THINGS TO DO:
a: Extract, word for word, the part of the MySQL bug report on the ucs2_unicode_ci collation that starts at "mysql> select s1, hex(s1)" and stops after "set (0.00 sec)".
b: According to the MySQL bug report on the ucs2_unicode_ci collation, which Unicode version's allkeys.txt was used to build MySQL's UCA-based collations?

PROVIDED PASSAGE:
MySQL Bugs: #11369: Unicode ucs2_unicode_ci collation isn't following Unicode guideline

Bug #11369	Unicode ucs2_unicode_ci collation isn't following Unicode guideline
Submitted:	15 Jun 2005 23:35	Modified:	22 Jun 2005 8:18
Reporter:	Peter Gulutzan	Email Updates:
Status:	Closed	Impact on me:	None
Category:	MySQL Server	Severity:	S3 (Non-critical)
Version:	5.0.8-beta-debug	OS:	Any (*)
Assigned to:	Alexander Barkov	CPU Architecture:	Any

Description:
The MySQL Reference Manual says that the utf8_unicode_ci and
ucs2_unicode_ci collations are "according to the Unicode Collation
Algorithm (UCA)" with weights as in http://www.unicode.org/Public/UCA/latest/allkeys.txt.

However, I see some characters that are not ordered according to
the primary weight designated in allkeys.txt. These characters include:
00c6 LATIN CAPITAL LETTER AE (should sort with A)
0141 LATIN CAPITAL LETTER L WITH STROKE (should sort with L)
00d8 LATIN CAPITAL LETTER O WITH STROKE (should sort with O)
00df LATIN SMALL LETTER SHARP S (should sort with S)
I did not check all code points.

How to repeat:
mysql> create table tuca (s1 char(2) character set ucs2);
Query OK, 0 rows affected (0.00 sec)

mysql> insert into tuca values ('L'),('LA'),(0x0141) /* 0141 = L with stroke */;
Query OK, 3 rows affected (0.00 sec)
Records: 3  Duplicates: 0  Warnings: 0

mysql> select s1, hex(s1) from tuca order by s1 collate ucs2_unicode_ci;
+------+----------+
| s1   | hex(s1)  |
+------+----------+
| L    | 004C     |
| LA   | 004C0041 |
| Ł   | 0141     |
+------+----------+
3 rows in set (0.00 sec)

Suggested fix:
Check all code points.

Thank you for taking the time to write to us, but this is not
a bug. Please double-check the documentation available at
http://www.mysql.com/documentation/ and the instructions on
how to report a bug at http://bugs.mysql.com/how-to-report.php

Additional info:

This is not a bug. MySQL UCA-based collations were built
using allkeys.txt from Unicode version 4.0.0. In this version,
LATIN LETTER L WITH STROKE differs from basic LATIN LETTER L
on primary level:

006C  ; [.0F2E.0020.0002.006C] # LATIN SMALL LETTER L
004C  ; [.0F2E.0020.0008.004C] # LATIN CAPITAL LETTER L
0142  ; [.0F36.0020.0002.0142] # LATIN SMALL LETTER L WITH STROKE
0141  ; [.0F36.0020.0008.0141] # LATIN CAPITAL LETTER L WITH STROKE

In later versions Unicode has changed the weights. In 4.1.0 these letters
have the same weight on primary level.

AVAILABLE DATA:
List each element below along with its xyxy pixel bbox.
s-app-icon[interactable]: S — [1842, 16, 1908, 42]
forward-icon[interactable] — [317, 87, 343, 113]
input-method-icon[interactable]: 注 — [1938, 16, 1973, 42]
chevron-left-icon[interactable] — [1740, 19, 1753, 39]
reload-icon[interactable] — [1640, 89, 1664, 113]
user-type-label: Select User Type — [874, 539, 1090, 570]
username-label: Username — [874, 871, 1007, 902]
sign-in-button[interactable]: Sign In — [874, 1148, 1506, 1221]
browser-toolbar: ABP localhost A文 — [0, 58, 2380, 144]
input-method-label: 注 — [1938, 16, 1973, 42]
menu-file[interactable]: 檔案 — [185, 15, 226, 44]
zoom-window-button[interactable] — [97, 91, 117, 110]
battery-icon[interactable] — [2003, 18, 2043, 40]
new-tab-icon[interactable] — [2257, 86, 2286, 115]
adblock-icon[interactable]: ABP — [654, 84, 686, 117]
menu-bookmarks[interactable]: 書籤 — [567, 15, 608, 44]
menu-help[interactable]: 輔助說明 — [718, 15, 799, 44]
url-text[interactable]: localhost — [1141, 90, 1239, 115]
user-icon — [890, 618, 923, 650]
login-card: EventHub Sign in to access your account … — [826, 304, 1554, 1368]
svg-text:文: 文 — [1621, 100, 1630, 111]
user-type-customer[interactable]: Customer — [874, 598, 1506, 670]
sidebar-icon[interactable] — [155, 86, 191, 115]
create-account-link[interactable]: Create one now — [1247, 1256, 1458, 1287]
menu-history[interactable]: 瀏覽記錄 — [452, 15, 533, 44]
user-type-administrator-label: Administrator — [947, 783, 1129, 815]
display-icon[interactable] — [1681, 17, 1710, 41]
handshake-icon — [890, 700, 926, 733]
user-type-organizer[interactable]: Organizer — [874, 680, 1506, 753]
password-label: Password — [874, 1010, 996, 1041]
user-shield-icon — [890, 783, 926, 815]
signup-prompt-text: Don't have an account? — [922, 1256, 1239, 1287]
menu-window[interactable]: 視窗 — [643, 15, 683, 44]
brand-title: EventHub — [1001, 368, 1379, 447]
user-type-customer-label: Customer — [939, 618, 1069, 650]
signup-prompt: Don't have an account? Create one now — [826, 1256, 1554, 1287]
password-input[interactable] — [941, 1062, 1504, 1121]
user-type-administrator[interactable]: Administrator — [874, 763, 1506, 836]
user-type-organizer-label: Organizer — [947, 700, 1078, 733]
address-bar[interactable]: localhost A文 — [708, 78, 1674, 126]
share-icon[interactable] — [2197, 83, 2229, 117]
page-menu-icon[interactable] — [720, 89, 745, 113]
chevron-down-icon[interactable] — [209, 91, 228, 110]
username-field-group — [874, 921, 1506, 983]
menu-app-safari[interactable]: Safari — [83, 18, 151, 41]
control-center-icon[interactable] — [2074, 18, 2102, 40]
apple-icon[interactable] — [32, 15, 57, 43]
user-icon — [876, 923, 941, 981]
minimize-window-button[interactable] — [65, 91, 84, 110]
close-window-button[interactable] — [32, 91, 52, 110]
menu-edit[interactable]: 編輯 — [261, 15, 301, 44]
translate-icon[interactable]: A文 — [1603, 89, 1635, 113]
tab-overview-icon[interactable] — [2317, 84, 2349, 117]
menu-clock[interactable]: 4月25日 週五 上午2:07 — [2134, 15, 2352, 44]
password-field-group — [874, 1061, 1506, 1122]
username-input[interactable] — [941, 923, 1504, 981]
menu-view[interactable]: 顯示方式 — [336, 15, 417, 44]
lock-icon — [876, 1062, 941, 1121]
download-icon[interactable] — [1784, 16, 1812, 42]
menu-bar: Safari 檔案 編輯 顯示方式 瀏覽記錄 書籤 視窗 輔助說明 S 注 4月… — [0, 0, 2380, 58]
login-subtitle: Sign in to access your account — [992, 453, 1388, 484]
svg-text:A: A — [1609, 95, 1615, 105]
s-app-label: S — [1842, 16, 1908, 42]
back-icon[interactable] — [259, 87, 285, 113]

ANSWER SECTION:
a:
mysql> select s1, hex(s1) from tuca order by s1 collate ucs2_unicode_ci;
+------+----------+
| s1   | hex(s1)  |
+------+----------+
| L    | 004C     |
| LA   | 004C0041 |
| Ł   | 0141     |
+------+----------+
3 rows in set (0.00 sec)

b: Unicode version 4.0.0.